* Description of the task
State how many lines of the records contain the string "JSON", and give no other information.

* Figure contents as structured data
==================================================

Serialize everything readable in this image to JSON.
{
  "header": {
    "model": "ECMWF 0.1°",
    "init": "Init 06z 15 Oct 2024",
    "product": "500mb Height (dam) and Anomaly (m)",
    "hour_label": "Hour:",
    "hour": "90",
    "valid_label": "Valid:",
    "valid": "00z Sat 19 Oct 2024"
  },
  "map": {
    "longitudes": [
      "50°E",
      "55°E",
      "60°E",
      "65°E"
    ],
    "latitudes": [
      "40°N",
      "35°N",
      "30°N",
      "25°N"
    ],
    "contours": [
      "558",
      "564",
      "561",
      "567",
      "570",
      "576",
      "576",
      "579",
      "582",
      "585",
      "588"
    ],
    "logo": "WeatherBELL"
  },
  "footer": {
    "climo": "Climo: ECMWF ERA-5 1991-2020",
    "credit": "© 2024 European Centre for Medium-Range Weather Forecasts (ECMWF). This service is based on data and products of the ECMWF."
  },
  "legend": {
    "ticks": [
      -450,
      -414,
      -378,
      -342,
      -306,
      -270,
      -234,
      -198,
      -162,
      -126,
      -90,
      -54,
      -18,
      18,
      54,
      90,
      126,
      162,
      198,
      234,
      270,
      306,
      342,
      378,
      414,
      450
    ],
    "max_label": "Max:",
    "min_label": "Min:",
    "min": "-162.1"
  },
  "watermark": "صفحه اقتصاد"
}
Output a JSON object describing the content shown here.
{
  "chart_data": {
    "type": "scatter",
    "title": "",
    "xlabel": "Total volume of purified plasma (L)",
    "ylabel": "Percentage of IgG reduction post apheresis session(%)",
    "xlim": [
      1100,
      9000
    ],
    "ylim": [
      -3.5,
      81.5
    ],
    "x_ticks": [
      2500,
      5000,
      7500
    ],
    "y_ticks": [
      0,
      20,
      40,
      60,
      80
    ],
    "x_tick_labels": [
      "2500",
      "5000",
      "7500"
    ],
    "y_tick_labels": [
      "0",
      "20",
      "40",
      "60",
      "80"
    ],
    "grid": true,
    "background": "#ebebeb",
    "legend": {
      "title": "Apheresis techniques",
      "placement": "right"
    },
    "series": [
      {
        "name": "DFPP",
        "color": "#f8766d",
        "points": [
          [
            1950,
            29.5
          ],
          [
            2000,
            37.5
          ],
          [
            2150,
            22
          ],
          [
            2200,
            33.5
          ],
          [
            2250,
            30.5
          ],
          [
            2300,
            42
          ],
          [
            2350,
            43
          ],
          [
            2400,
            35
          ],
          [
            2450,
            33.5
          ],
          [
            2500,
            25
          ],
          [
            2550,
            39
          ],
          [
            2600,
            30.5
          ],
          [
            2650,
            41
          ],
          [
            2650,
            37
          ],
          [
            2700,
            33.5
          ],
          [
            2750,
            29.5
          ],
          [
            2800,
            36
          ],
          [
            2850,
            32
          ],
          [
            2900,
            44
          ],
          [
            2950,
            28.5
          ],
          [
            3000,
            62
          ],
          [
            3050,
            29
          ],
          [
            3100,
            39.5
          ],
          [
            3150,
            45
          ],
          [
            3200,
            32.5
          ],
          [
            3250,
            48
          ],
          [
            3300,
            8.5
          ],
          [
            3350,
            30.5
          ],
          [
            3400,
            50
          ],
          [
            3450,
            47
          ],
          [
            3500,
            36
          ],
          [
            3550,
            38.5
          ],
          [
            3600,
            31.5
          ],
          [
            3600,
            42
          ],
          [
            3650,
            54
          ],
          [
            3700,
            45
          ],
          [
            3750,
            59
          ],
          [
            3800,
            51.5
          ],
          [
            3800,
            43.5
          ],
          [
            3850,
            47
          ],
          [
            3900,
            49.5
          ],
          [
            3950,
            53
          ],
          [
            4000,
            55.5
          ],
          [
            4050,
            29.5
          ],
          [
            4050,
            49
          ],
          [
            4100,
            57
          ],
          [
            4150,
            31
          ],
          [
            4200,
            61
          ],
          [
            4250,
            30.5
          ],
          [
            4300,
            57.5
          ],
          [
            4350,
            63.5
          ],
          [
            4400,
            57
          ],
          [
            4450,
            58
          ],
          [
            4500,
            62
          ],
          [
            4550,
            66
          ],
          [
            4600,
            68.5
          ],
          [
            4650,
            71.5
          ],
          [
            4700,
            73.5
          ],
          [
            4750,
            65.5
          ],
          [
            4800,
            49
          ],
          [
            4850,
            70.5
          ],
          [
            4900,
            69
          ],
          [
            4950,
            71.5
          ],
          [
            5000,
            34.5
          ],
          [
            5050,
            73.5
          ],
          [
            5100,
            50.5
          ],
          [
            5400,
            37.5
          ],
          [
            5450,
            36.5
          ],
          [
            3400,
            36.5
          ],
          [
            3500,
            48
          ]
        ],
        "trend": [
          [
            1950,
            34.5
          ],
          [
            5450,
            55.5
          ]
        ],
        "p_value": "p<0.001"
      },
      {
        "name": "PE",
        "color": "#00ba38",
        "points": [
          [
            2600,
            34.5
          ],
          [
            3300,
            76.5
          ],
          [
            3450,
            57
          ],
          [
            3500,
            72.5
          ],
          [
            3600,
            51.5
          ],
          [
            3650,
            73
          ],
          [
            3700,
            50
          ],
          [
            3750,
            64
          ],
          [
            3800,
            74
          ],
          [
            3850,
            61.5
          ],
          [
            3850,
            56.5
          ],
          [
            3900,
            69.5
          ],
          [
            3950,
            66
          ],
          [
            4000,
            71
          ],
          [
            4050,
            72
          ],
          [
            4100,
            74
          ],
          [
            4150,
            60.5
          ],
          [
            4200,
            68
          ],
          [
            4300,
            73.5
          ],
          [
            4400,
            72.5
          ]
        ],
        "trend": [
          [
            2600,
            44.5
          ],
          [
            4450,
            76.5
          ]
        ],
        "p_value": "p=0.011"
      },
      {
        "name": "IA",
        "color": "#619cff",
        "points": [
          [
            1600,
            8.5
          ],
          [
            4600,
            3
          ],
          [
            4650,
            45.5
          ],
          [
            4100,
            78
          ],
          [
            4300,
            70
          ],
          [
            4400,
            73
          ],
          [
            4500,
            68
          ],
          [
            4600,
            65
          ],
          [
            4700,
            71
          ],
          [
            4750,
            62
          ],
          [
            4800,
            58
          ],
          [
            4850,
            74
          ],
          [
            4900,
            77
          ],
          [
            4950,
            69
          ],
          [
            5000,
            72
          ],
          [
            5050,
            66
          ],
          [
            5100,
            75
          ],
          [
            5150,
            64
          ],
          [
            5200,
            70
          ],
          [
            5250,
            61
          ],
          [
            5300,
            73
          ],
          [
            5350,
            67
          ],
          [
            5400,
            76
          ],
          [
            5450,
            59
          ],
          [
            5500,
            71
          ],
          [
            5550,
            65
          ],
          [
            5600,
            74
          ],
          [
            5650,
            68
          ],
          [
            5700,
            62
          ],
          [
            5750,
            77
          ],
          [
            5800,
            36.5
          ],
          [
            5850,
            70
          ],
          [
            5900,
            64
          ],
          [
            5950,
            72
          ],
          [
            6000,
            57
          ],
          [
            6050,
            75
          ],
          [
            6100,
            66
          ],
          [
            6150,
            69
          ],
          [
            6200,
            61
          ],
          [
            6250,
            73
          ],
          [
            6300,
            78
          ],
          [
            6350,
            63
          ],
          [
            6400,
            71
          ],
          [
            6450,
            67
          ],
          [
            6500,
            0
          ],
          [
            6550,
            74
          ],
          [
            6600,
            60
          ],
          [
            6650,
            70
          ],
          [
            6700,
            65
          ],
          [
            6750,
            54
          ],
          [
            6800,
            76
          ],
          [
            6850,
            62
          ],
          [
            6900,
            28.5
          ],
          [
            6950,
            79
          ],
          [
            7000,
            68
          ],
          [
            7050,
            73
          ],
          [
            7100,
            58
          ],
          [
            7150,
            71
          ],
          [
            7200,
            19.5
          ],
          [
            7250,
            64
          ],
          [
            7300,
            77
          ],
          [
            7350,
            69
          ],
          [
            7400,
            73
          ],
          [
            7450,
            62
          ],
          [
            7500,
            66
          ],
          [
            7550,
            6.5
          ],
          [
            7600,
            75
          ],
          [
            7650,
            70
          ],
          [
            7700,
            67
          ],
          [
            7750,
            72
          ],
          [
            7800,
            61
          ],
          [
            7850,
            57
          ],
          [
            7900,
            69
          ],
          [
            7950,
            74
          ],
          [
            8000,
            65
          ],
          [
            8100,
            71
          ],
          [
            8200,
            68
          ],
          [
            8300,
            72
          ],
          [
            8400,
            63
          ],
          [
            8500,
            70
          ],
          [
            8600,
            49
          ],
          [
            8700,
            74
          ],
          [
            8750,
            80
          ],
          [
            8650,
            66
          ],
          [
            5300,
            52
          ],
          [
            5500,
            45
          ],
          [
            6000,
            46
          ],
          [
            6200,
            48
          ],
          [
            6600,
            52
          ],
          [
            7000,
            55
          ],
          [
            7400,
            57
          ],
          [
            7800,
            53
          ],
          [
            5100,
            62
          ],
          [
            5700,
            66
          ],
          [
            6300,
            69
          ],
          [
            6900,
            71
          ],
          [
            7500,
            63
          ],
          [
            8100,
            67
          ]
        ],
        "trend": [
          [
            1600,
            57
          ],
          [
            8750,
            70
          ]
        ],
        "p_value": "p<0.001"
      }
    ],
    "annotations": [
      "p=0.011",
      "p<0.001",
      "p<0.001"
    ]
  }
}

==================================================

* Exercise answer
2